▶ _AIM OF THE EXERCISE_: Which lines contain the word "style"? Return each of them as written.

▶ _LISTED RECORDS_:
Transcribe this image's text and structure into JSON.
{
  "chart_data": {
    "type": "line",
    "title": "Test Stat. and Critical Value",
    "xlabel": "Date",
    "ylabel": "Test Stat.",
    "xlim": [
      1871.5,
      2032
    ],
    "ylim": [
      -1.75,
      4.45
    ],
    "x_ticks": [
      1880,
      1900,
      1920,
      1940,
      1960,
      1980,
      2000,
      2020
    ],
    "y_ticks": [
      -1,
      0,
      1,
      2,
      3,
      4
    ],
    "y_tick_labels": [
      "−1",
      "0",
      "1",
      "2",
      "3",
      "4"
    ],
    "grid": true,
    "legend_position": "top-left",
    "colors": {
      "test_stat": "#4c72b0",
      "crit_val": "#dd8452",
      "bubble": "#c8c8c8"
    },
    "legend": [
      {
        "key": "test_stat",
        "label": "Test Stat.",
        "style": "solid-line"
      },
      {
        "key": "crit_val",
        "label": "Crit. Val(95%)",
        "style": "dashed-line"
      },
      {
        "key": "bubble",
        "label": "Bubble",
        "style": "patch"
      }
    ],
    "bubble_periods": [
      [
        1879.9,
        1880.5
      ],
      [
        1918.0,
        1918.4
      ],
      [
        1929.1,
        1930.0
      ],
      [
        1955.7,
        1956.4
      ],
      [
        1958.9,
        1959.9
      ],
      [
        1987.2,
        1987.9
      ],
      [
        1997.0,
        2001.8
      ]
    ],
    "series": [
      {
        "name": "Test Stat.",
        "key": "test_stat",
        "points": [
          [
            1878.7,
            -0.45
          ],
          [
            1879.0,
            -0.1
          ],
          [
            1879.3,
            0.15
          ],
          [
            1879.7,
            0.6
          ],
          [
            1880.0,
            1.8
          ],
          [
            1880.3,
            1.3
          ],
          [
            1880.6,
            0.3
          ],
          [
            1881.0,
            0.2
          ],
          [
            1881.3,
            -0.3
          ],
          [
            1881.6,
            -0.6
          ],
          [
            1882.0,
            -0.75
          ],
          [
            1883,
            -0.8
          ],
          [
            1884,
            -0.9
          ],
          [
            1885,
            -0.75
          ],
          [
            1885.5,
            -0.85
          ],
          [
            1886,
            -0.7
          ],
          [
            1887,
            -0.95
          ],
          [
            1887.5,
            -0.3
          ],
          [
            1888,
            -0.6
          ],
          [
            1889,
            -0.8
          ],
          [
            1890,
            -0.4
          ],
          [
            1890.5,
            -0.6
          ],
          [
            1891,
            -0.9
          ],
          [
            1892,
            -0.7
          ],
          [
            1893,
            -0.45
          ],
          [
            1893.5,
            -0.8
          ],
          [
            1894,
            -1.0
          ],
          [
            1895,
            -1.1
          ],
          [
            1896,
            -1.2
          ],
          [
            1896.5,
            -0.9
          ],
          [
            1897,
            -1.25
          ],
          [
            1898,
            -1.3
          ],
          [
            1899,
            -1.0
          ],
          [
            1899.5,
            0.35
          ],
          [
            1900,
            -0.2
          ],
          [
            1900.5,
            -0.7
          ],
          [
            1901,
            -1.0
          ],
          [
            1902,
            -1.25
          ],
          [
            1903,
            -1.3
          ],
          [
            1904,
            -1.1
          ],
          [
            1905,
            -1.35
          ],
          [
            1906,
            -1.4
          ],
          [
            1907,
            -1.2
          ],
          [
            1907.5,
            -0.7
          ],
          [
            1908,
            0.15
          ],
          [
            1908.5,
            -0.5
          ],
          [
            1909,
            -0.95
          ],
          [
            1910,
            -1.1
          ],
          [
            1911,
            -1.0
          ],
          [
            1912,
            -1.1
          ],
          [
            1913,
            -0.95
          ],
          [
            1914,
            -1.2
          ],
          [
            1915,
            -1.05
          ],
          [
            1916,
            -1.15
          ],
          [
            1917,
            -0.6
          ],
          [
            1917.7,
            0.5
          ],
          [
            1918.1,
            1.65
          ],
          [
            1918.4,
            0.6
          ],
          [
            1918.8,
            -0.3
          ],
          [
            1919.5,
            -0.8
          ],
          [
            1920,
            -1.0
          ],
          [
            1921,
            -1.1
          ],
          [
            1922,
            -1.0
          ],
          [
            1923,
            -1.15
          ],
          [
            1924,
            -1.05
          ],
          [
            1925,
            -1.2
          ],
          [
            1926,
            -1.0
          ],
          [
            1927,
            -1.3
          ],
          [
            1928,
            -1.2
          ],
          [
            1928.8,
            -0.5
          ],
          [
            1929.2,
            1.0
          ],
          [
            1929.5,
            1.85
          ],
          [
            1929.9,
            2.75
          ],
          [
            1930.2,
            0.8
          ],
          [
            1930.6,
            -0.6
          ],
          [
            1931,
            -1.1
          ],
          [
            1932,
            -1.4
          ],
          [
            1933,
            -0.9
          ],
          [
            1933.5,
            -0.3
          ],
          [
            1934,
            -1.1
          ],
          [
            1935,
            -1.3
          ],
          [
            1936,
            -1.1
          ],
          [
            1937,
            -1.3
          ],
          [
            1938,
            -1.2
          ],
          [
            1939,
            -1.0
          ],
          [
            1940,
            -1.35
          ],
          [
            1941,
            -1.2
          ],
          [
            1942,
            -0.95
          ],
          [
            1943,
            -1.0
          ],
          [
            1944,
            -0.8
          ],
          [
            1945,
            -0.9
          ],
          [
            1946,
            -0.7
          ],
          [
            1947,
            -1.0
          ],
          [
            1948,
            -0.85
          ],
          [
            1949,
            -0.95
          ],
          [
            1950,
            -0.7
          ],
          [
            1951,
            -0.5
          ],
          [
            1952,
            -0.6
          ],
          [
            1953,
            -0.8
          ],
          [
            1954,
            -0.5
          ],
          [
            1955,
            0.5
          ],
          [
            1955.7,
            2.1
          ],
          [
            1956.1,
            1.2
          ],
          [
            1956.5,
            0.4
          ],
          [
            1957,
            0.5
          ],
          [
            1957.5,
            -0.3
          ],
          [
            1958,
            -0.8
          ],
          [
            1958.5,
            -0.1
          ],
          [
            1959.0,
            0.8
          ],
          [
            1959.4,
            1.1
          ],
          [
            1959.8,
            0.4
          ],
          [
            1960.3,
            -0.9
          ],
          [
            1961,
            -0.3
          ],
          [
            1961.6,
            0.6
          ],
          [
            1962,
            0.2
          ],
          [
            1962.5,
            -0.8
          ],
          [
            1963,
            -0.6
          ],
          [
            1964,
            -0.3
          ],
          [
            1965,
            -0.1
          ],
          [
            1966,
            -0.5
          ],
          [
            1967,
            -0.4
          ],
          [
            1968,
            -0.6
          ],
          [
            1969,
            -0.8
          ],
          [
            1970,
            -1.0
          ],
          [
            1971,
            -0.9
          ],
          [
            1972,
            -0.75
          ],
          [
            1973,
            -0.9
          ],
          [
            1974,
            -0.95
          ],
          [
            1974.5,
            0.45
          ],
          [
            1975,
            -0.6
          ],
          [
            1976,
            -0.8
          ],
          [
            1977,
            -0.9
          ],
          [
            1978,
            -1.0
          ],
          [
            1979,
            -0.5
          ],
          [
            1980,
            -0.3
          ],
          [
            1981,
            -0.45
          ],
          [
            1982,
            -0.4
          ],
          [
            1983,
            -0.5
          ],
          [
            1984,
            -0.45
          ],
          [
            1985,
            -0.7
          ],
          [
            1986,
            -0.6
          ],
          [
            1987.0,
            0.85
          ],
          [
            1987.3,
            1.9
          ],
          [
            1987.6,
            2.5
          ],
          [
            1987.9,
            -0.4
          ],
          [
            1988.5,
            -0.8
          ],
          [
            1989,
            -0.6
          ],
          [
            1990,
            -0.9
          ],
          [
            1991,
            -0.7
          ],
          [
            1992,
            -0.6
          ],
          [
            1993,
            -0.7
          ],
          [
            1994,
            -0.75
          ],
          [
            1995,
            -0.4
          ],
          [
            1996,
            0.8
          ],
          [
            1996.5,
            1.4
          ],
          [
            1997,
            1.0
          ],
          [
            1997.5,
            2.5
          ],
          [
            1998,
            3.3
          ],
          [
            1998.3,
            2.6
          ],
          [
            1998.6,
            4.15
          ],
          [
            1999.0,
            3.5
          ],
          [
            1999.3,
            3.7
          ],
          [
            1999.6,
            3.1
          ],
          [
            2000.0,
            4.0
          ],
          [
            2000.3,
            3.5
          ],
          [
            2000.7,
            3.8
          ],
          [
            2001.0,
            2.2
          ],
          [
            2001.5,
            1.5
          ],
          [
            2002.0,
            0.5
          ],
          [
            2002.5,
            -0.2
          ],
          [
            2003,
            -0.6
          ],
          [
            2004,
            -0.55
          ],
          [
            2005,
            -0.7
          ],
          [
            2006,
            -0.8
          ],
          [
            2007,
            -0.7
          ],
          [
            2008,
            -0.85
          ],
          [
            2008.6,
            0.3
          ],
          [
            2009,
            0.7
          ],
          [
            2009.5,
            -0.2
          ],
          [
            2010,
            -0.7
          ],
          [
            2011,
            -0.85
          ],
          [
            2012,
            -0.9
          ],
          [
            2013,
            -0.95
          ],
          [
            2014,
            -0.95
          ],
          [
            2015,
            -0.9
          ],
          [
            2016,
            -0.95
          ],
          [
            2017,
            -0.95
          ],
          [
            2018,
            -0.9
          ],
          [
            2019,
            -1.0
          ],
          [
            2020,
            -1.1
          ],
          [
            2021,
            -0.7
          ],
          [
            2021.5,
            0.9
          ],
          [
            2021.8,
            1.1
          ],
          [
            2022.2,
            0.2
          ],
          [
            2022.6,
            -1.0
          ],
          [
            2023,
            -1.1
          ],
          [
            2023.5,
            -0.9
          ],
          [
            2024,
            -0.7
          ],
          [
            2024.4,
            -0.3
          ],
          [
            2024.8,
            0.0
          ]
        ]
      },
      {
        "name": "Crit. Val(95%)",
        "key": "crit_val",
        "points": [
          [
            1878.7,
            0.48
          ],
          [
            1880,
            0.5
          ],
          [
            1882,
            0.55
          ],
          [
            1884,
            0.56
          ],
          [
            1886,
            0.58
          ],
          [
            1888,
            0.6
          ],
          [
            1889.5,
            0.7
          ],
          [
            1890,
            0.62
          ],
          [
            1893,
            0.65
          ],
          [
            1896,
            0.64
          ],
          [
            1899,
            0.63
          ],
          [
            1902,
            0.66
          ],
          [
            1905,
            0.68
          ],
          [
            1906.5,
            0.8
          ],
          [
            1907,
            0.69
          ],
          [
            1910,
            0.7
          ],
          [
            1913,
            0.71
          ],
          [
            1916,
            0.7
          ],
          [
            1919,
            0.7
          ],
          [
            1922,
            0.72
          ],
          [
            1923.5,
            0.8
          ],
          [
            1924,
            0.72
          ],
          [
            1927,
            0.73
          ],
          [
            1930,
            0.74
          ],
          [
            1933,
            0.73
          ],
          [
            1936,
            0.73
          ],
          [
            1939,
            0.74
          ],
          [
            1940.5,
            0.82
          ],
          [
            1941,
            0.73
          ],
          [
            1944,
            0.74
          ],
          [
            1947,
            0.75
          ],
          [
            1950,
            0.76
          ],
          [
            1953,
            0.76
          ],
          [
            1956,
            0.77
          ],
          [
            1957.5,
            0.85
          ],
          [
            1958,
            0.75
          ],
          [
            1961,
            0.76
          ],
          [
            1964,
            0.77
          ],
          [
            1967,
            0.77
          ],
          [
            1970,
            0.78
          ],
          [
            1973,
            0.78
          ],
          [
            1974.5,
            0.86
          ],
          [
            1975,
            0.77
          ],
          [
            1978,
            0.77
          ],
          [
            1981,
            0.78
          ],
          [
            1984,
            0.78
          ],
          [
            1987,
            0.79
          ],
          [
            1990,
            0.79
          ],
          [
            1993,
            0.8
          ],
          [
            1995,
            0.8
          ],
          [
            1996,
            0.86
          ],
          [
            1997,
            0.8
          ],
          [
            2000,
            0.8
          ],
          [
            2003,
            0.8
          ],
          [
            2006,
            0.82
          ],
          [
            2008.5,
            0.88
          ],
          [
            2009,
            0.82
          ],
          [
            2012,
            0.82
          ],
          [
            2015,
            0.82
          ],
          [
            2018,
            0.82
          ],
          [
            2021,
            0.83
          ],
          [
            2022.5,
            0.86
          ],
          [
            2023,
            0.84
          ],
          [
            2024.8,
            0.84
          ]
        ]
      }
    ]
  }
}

▶ _COMPLETE ANSWER_:
        "style": "solid-line"
        "style": "dashed-line"
        "style": "patch"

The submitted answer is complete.